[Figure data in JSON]
---+---

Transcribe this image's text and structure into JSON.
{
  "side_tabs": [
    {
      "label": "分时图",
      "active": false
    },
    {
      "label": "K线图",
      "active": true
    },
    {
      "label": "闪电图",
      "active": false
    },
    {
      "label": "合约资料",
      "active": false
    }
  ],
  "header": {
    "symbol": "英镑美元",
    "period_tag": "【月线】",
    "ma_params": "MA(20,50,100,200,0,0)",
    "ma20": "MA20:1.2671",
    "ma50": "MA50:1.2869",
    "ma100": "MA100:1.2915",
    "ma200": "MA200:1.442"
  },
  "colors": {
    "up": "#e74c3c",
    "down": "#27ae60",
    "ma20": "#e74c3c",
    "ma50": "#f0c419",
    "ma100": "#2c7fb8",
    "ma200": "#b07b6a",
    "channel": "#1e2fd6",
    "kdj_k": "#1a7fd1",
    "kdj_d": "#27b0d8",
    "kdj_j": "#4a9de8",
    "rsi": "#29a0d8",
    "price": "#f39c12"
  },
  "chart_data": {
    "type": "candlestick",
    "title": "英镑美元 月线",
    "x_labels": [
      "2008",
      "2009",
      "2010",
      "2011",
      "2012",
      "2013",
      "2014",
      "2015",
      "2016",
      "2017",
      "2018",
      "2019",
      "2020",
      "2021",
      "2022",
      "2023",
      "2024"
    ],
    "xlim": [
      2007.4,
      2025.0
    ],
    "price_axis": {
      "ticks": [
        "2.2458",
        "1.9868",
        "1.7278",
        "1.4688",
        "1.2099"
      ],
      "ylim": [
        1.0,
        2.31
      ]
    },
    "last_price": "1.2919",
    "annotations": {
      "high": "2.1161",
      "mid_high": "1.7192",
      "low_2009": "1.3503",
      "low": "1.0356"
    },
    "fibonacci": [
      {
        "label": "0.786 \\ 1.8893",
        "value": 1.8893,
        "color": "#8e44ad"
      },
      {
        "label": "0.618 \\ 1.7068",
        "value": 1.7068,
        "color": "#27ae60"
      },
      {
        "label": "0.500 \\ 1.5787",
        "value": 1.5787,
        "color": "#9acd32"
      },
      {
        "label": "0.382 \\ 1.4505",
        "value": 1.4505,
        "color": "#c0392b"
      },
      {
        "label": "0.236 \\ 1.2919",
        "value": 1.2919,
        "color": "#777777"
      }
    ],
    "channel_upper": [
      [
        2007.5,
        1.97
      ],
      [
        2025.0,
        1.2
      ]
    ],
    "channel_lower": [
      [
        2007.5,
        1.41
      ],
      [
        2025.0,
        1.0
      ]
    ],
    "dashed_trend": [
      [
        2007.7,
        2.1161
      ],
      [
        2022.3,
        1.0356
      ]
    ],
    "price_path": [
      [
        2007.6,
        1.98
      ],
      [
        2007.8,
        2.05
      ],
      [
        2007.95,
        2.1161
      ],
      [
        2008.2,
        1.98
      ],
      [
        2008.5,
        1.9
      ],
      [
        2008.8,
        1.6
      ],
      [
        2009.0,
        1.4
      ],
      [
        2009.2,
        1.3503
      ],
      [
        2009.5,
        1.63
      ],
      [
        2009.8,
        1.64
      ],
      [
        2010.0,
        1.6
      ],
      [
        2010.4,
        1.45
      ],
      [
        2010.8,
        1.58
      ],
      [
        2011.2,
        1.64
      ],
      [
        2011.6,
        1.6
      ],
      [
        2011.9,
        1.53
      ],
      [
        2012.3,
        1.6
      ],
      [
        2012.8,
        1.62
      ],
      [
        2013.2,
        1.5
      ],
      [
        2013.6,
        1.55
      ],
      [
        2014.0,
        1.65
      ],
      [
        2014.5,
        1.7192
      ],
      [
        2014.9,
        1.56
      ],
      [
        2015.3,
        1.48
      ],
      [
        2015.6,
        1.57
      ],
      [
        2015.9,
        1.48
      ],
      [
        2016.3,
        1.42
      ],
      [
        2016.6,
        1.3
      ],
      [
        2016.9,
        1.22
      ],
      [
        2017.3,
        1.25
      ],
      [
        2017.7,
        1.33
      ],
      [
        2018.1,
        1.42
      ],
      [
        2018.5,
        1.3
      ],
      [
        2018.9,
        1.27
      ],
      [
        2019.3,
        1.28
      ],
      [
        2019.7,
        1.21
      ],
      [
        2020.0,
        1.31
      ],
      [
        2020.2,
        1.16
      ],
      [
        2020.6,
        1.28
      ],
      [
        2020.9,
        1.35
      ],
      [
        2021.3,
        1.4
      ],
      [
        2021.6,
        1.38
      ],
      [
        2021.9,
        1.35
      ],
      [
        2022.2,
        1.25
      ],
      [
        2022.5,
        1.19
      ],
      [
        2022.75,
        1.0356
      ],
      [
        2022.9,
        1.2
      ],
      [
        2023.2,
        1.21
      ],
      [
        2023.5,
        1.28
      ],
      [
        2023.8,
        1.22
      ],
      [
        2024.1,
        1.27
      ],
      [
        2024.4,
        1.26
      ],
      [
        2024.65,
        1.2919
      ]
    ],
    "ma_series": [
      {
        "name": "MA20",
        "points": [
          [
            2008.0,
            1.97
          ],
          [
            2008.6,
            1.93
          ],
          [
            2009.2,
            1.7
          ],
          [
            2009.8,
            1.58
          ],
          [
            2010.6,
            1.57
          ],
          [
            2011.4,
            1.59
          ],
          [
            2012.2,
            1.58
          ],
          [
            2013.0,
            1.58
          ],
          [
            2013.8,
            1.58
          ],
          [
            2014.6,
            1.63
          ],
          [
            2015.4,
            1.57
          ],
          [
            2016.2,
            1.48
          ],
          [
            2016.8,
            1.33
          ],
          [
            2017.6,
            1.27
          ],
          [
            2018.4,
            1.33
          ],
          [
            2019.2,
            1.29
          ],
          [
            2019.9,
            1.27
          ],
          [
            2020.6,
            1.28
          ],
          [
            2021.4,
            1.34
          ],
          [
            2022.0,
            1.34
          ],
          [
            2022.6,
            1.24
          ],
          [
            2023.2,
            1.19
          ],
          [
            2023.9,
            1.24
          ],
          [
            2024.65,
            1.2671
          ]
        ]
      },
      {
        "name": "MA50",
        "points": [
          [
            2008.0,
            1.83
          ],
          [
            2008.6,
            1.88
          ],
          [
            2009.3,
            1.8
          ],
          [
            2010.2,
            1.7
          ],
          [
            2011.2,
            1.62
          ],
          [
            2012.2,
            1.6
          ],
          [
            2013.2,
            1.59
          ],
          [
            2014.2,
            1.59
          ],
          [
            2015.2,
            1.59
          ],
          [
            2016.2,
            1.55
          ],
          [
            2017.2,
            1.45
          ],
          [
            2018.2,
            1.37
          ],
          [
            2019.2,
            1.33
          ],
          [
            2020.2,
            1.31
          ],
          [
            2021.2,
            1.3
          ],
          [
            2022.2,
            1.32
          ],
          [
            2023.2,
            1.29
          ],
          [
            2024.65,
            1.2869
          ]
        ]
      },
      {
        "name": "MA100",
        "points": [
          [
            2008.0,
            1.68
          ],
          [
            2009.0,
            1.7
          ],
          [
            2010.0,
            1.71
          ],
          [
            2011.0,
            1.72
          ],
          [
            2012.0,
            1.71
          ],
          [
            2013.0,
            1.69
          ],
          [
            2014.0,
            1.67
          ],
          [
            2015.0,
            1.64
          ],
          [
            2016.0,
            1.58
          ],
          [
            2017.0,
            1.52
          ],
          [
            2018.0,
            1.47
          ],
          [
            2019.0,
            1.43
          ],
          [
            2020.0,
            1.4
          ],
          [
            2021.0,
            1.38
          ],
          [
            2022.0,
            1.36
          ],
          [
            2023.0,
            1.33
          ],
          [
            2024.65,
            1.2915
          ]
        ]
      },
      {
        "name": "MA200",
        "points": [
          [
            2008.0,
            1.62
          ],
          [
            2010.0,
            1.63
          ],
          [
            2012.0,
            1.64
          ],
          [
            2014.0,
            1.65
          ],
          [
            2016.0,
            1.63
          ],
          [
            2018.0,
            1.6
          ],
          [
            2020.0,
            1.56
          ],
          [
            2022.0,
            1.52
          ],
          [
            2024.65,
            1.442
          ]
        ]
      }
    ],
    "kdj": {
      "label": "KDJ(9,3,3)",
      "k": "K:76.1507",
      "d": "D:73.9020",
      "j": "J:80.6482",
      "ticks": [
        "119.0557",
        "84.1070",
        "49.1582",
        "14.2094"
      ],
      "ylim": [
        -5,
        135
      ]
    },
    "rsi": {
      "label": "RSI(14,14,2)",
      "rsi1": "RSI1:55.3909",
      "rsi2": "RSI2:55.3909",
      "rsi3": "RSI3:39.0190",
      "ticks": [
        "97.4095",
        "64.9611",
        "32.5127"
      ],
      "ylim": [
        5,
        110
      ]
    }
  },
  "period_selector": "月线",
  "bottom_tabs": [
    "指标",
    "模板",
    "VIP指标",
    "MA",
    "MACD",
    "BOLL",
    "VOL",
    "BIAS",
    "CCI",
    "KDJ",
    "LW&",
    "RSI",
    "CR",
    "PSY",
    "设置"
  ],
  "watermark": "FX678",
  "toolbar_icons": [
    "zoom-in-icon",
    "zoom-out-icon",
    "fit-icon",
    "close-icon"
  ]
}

---+---

- Request:
Report only how many lines in the records contain the word "value".

- Final answer:
5